» **Given problem**:
Of the lines in the listing, how many include the string "image"? Write the number and nothing else.

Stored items
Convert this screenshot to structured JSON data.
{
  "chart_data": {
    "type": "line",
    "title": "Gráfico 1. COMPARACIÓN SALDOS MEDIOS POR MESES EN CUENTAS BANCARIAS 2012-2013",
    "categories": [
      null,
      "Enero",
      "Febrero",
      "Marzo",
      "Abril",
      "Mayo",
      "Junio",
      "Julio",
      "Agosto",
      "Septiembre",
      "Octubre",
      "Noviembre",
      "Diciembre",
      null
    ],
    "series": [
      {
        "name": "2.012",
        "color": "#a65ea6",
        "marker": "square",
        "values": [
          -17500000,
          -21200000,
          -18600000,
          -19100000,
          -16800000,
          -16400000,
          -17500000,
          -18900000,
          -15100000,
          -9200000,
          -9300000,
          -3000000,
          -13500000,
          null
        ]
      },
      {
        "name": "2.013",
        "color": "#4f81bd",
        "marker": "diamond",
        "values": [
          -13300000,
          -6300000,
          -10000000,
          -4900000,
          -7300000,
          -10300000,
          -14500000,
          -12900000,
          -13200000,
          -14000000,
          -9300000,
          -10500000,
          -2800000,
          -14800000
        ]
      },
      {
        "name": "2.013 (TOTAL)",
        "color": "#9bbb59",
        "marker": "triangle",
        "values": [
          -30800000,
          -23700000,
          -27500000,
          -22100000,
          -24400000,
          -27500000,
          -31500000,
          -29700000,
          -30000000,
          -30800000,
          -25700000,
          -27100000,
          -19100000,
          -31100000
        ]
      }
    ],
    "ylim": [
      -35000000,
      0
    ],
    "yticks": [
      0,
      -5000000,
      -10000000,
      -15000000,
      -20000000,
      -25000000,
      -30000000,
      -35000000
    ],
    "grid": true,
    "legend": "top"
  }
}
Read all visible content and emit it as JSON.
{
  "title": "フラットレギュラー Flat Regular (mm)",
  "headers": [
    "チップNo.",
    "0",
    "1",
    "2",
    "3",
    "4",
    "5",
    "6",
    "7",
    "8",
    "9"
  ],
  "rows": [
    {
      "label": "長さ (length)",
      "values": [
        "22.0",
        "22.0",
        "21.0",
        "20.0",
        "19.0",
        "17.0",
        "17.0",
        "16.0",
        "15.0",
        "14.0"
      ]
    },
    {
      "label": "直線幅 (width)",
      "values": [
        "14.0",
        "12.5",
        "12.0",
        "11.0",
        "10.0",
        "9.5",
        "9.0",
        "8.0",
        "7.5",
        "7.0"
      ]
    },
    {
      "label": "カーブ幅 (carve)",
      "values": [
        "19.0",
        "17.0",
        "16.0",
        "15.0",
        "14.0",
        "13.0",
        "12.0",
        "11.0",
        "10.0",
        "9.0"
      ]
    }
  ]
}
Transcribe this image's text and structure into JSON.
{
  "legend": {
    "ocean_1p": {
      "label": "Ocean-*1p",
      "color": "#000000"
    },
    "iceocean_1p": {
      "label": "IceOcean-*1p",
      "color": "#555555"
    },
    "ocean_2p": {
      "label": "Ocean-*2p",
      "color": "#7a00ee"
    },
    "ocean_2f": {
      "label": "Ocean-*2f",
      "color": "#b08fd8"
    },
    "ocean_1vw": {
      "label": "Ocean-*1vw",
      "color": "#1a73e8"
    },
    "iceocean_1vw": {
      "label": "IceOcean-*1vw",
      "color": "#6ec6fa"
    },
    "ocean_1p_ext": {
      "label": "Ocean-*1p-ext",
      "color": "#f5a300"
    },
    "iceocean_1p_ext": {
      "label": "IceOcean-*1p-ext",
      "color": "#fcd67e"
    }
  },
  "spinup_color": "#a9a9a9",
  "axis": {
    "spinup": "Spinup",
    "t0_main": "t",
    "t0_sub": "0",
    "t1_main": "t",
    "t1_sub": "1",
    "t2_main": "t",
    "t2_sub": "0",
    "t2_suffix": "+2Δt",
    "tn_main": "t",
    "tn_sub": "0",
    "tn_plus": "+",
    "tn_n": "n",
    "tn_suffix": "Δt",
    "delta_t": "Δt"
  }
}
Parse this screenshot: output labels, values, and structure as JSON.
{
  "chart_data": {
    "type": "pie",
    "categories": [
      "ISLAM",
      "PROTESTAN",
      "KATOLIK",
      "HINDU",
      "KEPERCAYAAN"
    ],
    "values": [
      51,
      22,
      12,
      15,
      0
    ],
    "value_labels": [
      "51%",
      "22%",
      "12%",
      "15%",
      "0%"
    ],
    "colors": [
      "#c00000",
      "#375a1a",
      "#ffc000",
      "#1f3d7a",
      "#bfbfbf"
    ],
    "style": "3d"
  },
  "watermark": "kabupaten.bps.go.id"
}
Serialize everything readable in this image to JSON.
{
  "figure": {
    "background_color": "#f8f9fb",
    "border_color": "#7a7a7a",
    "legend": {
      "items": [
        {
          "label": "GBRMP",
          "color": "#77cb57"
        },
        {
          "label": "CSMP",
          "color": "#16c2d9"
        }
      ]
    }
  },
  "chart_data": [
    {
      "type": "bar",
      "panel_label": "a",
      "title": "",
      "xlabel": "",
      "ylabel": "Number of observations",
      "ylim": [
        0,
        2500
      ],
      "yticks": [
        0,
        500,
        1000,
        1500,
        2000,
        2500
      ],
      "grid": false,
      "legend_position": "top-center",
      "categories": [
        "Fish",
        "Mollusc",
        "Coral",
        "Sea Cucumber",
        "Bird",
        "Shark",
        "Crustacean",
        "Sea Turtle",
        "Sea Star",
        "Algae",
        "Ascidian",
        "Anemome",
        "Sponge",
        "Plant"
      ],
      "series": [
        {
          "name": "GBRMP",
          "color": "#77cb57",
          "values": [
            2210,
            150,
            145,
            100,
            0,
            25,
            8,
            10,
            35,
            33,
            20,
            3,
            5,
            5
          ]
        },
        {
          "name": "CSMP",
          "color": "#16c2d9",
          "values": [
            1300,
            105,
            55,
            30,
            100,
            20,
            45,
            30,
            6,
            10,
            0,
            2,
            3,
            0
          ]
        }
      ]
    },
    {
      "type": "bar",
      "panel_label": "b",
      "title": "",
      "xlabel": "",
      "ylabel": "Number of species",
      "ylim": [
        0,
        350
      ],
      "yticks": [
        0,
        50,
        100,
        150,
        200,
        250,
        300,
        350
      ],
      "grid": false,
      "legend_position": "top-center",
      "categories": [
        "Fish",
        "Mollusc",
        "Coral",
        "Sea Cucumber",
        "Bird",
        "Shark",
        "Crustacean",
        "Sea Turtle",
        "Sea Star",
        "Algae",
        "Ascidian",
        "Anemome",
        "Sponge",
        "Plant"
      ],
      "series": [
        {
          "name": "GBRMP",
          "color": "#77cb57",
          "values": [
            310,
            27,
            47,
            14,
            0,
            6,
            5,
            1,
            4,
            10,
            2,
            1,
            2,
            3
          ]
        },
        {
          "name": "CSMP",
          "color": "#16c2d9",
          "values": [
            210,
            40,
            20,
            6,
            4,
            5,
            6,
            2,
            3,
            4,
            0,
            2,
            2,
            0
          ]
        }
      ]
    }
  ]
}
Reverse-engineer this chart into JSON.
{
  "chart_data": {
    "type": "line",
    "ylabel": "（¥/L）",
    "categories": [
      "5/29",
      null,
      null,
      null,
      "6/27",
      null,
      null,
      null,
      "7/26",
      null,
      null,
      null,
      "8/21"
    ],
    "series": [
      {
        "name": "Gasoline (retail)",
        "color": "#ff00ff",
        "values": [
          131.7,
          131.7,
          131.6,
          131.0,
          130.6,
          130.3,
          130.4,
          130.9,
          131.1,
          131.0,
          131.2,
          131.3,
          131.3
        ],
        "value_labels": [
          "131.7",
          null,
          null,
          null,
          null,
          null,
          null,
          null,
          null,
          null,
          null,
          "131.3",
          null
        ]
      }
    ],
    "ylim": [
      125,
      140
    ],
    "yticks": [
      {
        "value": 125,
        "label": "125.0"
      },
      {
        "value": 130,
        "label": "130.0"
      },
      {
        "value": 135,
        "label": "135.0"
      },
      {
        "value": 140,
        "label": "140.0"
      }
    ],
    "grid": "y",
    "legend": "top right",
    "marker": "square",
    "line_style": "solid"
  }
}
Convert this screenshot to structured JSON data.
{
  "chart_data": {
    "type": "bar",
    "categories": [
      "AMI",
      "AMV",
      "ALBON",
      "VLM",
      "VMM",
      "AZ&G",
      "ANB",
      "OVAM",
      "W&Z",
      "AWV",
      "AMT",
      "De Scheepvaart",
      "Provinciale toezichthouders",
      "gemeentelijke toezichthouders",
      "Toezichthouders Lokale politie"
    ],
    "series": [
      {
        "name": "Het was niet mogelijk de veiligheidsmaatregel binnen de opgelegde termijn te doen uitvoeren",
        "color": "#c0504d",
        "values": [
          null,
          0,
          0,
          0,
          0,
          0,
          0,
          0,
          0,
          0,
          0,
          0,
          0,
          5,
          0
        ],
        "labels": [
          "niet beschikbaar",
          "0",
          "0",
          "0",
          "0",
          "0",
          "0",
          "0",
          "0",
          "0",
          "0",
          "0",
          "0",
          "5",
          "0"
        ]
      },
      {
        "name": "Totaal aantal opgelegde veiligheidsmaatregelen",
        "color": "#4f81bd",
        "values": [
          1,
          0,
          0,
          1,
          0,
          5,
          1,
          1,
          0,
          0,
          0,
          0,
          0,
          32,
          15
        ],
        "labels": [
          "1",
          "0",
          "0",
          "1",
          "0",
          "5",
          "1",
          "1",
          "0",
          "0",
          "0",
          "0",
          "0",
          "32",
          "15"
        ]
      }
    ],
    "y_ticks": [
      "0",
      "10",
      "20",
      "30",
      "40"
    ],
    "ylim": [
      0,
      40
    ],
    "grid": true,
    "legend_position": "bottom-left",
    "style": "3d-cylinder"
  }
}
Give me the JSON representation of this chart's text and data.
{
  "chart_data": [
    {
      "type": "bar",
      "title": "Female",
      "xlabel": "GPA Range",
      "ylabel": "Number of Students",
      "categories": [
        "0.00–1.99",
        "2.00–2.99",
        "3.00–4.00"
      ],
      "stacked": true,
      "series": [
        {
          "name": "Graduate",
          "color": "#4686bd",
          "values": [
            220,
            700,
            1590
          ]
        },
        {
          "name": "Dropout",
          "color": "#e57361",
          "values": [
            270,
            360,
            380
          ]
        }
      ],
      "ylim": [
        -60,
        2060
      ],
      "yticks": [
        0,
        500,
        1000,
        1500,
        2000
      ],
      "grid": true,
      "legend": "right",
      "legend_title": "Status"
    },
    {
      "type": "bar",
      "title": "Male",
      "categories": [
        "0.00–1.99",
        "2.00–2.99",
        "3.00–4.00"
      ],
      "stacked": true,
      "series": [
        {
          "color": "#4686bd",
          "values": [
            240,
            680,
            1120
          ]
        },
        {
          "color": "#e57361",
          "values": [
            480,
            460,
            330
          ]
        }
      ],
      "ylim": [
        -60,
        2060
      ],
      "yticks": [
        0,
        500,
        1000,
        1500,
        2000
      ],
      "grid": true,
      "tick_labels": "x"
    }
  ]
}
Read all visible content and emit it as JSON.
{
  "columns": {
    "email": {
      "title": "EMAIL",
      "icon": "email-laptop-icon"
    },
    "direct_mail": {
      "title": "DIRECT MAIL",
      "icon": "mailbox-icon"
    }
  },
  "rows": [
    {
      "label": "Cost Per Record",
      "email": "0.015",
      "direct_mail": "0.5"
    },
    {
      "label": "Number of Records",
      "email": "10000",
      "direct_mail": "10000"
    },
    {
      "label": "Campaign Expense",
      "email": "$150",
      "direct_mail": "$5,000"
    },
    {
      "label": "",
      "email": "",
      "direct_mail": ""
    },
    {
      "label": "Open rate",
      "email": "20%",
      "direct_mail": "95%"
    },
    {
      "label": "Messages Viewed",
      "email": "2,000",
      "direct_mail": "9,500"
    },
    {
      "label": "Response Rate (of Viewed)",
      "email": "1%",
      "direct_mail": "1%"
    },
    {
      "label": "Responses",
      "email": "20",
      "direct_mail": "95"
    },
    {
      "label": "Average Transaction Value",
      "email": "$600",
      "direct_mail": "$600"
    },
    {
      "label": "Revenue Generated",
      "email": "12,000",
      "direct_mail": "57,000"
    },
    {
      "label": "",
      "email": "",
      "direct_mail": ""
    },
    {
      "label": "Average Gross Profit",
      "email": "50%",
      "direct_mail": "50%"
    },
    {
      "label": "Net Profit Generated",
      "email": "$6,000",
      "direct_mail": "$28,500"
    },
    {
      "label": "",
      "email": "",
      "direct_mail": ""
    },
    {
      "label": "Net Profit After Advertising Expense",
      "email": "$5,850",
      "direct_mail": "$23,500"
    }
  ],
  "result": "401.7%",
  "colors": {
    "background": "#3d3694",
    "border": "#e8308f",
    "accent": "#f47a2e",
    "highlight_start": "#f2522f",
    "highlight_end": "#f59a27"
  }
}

» **Solved problem**:
2